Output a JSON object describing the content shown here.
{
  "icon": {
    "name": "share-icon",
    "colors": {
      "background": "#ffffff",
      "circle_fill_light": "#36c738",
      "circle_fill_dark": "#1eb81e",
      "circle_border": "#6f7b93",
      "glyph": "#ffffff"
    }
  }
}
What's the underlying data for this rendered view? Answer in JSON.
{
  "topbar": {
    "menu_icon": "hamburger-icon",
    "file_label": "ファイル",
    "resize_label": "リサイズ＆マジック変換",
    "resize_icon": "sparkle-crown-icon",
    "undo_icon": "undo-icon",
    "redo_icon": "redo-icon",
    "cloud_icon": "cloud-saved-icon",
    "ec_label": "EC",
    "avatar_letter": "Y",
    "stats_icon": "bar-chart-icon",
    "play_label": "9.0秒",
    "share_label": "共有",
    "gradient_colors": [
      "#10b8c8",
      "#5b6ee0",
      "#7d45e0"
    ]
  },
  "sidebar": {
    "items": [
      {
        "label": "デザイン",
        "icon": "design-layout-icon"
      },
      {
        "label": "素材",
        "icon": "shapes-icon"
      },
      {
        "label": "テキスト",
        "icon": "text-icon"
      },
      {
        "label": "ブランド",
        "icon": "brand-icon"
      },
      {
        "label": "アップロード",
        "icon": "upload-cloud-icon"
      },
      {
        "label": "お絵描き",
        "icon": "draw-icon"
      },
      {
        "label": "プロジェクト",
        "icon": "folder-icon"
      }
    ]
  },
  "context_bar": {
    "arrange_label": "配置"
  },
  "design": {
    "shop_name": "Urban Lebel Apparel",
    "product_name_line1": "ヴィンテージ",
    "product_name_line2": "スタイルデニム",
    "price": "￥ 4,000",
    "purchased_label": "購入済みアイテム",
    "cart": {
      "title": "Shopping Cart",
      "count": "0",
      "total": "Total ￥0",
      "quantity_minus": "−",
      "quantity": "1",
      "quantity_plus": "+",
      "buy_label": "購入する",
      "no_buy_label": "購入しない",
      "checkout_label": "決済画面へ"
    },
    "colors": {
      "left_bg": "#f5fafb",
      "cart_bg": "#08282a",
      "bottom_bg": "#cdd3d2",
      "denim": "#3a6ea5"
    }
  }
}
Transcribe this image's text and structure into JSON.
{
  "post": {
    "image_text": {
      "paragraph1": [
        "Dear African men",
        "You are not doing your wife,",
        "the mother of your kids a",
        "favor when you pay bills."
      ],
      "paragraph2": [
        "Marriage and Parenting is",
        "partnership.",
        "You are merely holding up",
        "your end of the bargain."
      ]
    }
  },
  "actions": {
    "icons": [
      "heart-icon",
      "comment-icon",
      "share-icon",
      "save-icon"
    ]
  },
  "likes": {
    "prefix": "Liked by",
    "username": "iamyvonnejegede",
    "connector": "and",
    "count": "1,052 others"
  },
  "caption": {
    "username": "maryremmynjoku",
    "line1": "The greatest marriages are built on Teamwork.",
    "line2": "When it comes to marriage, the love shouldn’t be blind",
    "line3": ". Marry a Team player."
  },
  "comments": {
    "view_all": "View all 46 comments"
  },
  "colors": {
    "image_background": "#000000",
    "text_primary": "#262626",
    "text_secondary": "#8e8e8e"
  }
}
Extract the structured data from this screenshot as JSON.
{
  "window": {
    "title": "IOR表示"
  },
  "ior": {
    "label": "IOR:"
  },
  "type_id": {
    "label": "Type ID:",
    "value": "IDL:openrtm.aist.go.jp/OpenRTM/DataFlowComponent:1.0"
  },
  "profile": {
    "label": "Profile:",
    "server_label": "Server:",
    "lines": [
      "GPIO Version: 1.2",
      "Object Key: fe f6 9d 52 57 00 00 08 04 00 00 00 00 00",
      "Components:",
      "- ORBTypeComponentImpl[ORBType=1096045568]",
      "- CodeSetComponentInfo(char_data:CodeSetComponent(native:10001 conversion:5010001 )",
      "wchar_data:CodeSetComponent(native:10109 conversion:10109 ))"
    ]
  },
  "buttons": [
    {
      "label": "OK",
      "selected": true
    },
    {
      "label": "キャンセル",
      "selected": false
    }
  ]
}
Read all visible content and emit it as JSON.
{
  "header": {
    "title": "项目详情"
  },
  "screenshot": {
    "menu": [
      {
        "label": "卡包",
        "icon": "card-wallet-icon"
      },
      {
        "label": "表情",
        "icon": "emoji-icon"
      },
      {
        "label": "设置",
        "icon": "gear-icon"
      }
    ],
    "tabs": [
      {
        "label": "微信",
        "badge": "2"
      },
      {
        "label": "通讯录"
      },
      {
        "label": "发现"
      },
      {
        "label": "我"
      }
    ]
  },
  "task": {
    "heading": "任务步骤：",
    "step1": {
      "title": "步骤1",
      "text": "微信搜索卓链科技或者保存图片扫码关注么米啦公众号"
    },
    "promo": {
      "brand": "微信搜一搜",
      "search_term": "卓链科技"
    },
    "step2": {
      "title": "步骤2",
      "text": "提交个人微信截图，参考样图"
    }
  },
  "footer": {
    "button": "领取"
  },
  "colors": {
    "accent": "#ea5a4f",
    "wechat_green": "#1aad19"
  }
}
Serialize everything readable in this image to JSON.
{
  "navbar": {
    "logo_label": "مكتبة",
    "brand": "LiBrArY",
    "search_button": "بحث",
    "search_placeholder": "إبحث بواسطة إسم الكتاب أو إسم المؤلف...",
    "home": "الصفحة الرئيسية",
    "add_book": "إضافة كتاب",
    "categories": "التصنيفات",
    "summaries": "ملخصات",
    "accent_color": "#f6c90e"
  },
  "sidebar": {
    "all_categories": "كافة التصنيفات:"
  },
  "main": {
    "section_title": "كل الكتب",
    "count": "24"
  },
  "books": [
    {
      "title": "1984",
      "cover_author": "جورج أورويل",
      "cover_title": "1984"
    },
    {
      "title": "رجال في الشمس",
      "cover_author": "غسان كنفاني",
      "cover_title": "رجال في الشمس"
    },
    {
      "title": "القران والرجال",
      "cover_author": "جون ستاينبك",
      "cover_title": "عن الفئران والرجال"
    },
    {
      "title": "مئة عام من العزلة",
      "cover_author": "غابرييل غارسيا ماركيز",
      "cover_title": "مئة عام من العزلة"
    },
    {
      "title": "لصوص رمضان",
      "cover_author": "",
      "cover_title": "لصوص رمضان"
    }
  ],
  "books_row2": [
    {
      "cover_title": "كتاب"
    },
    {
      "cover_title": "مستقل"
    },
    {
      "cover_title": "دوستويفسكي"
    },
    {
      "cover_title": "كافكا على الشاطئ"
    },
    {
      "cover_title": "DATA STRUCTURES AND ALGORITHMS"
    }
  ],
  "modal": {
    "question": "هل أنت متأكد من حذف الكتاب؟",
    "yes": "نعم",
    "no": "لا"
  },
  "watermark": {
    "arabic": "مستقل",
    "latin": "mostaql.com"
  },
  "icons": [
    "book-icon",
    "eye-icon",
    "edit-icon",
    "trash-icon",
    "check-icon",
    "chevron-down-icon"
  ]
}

****************

* **Short problem**:
Retype every record above exactly as it appears.

* **Reply to the exercise**:
Output a JSON object describing the content shown here.
{
  "icon": {
    "name": "share-icon",
    "colors": {
      "background": "#ffffff",
      "circle_fill_light": "#36c738",
      "circle_fill_dark": "#1eb81e",
      "circle_border": "#6f7b93",
      "glyph": "#ffffff"
    }
  }
}
What's the underlying data for this rendered view? Answer in JSON.
{
  "topbar": {
    "menu_icon": "hamburger-icon",
    "file_label": "ファイル",
    "resize_label": "リサイズ＆マジック変換",
    "resize_icon": "sparkle-crown-icon",
    "undo_icon": "undo-icon",
    "redo_icon": "redo-icon",
    "cloud_icon": "cloud-saved-icon",
    "ec_label": "EC",
    "avatar_letter": "Y",
    "stats_icon": "bar-chart-icon",
    "play_label": "9.0秒",
    "share_label": "共有",
    "gradient_colors": [
      "#10b8c8",
      "#5b6ee0",
      "#7d45e0"
    ]
  },
  "sidebar": {
    "items": [
      {
        "label": "デザイン",
        "icon": "design-layout-icon"
      },
      {
        "label": "素材",
        "icon": "shapes-icon"
      },
      {
        "label": "テキスト",
        "icon": "text-icon"
      },
      {
        "label": "ブランド",
        "icon": "brand-icon"
      },
      {
        "label": "アップロード",
        "icon": "upload-cloud-icon"
      },
      {
        "label": "お絵描き",
        "icon": "draw-icon"
      },
      {
        "label": "プロジェクト",
        "icon": "folder-icon"
      }
    ]
  },
  "context_bar": {
    "arrange_label": "配置"
  },
  "design": {
    "shop_name": "Urban Lebel Apparel",
    "product_name_line1": "ヴィンテージ",
    "product_name_line2": "スタイルデニム",
    "price": "￥ 4,000",
    "purchased_label": "購入済みアイテム",
    "cart": {
      "title": "Shopping Cart",
      "count": "0",
      "total": "Total ￥0",
      "quantity_minus": "−",
      "quantity": "1",
      "quantity_plus": "+",
      "buy_label": "購入する",
      "no_buy_label": "購入しない",
      "checkout_label": "決済画面へ"
    },
    "colors": {
      "left_bg": "#f5fafb",
      "cart_bg": "#08282a",
      "bottom_bg": "#cdd3d2",
      "denim": "#3a6ea5"
    }
  }
}
Transcribe this image's text and structure into JSON.
{
  "post": {
    "image_text": {
      "paragraph1": [
        "Dear African men",
        "You are not doing your wife,",
        "the mother of your kids a",
        "favor when you pay bills."
      ],
      "paragraph2": [
        "Marriage and Parenting is",
        "partnership.",
        "You are merely holding up",
        "your end of the bargain."
      ]
    }
  },
  "actions": {
    "icons": [
      "heart-icon",
      "comment-icon",
      "share-icon",
      "save-icon"
    ]
  },
  "likes": {
    "prefix": "Liked by",
    "username": "iamyvonnejegede",
    "connector": "and",
    "count": "1,052 others"
  },
  "caption": {
    "username": "maryremmynjoku",
    "line1": "The greatest marriages are built on Teamwork.",
    "line2": "When it comes to marriage, the love shouldn’t be blind",
    "line3": ". Marry a Team player."
  },
  "comments": {
    "view_all": "View all 46 comments"
  },
  "colors": {
    "image_background": "#000000",
    "text_primary": "#262626",
    "text_secondary": "#8e8e8e"
  }
}
Extract the structured data from this screenshot as JSON.
{
  "window": {
    "title": "IOR表示"
  },
  "ior": {
    "label": "IOR:"
  },
  "type_id": {
    "label": "Type ID:",
    "value": "IDL:openrtm.aist.go.jp/OpenRTM/DataFlowComponent:1.0"
  },
  "profile": {
    "label": "Profile:",
    "server_label": "Server:",
    "lines": [
      "GPIO Version: 1.2",
      "Object Key: fe f6 9d 52 57 00 00 08 04 00 00 00 00 00",
      "Components:",
      "- ORBTypeComponentImpl[ORBType=1096045568]",
      "- CodeSetComponentInfo(char_data:CodeSetComponent(native:10001 conversion:5010001 )",
      "wchar_data:CodeSetComponent(native:10109 conversion:10109 ))"
    ]
  },
  "buttons": [
    {
      "label": "OK",
      "selected": true
    },
    {
      "label": "キャンセル",
      "selected": false
    }
  ]
}
Read all visible content and emit it as JSON.
{
  "header": {
    "title": "项目详情"
  },
  "screenshot": {
    "menu": [
      {
        "label": "卡包",
        "icon": "card-wallet-icon"
      },
      {
        "label": "表情",
        "icon": "emoji-icon"
      },
      {
        "label": "设置",
        "icon": "gear-icon"
      }
    ],
    "tabs": [
      {
        "label": "微信",
        "badge": "2"
      },
      {
        "label": "通讯录"
      },
      {
        "label": "发现"
      },
      {
        "label": "我"
      }
    ]
  },
  "task": {
    "heading": "任务步骤：",
    "step1": {
      "title": "步骤1",
      "text": "微信搜索卓链科技或者保存图片扫码关注么米啦公众号"
    },
    "promo": {
      "brand": "微信搜一搜",
      "search_term": "卓链科技"
    },
    "step2": {
      "title": "步骤2",
      "text": "提交个人微信截图，参考样图"
    }
  },
  "footer": {
    "button": "领取"
  },
  "colors": {
    "accent": "#ea5a4f",
    "wechat_green": "#1aad19"
  }
}
Serialize everything readable in this image to JSON.
{
  "navbar": {
    "logo_label": "مكتبة",
    "brand": "LiBrArY",
    "search_button": "بحث",
    "search_placeholder": "إبحث بواسطة إسم الكتاب أو إسم المؤلف...",
    "home": "الصفحة الرئيسية",
    "add_book": "إضافة كتاب",
    "categories": "التصنيفات",
    "summaries": "ملخصات",
    "accent_color": "#f6c90e"
  },
  "sidebar": {
    "all_categories": "كافة التصنيفات:"
  },
  "main": {
    "section_title": "كل الكتب",
    "count": "24"
  },
  "books": [
    {
      "title": "1984",
      "cover_author": "جورج أورويل",
      "cover_title": "1984"
    },
    {
      "title": "رجال في الشمس",
      "cover_author": "غسان كنفاني",
      "cover_title": "رجال في الشمس"
    },
    {
      "title": "القران والرجال",
      "cover_author": "جون ستاينبك",
      "cover_title": "عن الفئران والرجال"
    },
    {
      "title": "مئة عام من العزلة",
      "cover_author": "غابرييل غارسيا ماركيز",
      "cover_title": "مئة عام من العزلة"
    },
    {
      "title": "لصوص رمضان",
      "cover_author": "",
      "cover_title": "لصوص رمضان"
    }
  ],
  "books_row2": [
    {
      "cover_title": "كتاب"
    },
    {
      "cover_title": "مستقل"
    },
    {
      "cover_title": "دوستويفسكي"
    },
    {
      "cover_title": "كافكا على الشاطئ"
    },
    {
      "cover_title": "DATA STRUCTURES AND ALGORITHMS"
    }
  ],
  "modal": {
    "question": "هل أنت متأكد من حذف الكتاب؟",
    "yes": "نعم",
    "no": "لا"
  },
  "watermark": {
    "arabic": "مستقل",
    "latin": "mostaql.com"
  },
  "icons": [
    "book-icon",
    "eye-icon",
    "edit-icon",
    "trash-icon",
    "check-icon",
    "chevron-down-icon"
  ]
}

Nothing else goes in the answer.